> Work to do:
Select, from the material below, each line with "الزعيم" in it.

------ Exercise materials

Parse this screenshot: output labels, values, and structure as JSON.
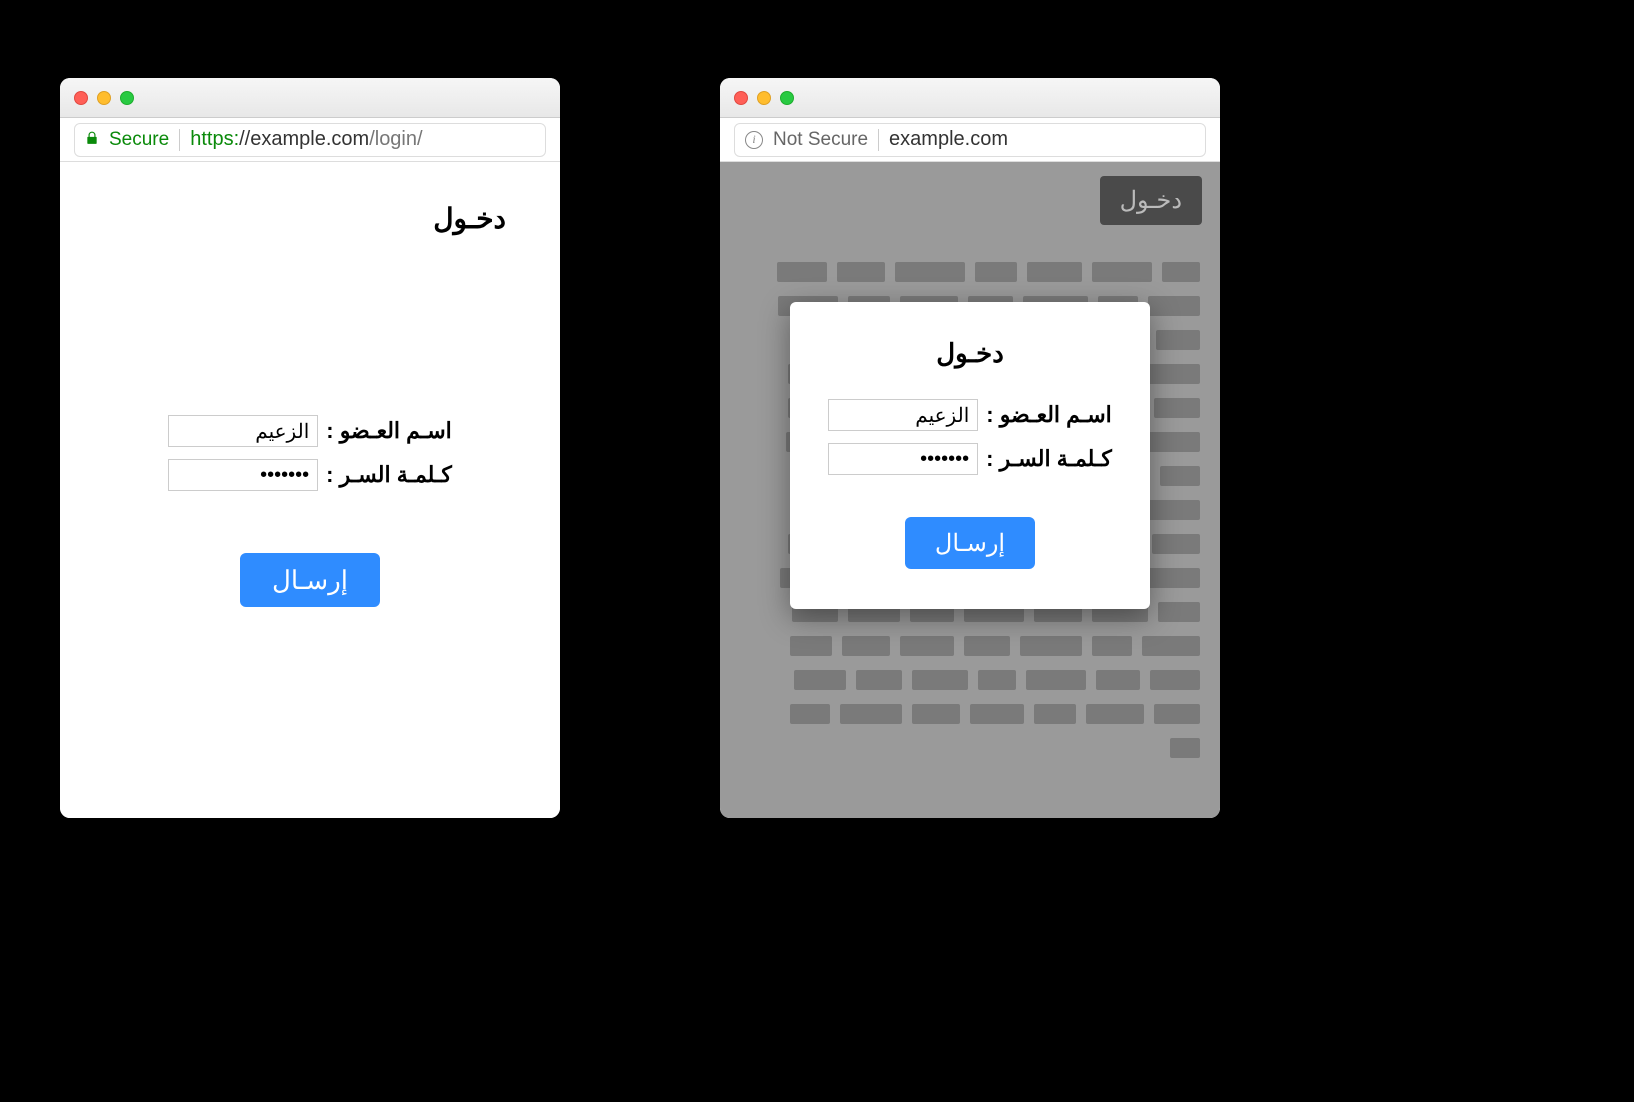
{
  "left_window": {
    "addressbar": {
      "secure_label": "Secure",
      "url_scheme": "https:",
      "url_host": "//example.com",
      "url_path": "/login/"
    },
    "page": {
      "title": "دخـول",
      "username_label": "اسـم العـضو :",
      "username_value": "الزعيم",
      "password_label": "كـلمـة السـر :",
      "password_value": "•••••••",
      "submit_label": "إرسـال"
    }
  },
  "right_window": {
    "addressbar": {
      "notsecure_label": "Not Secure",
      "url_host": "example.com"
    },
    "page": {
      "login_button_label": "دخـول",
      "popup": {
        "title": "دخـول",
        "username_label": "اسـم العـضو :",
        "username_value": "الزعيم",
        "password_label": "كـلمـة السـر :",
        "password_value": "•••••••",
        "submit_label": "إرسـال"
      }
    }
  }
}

------------

> Written answer:
      "username_value": "الزعيم",
        "username_value": "الزعيم",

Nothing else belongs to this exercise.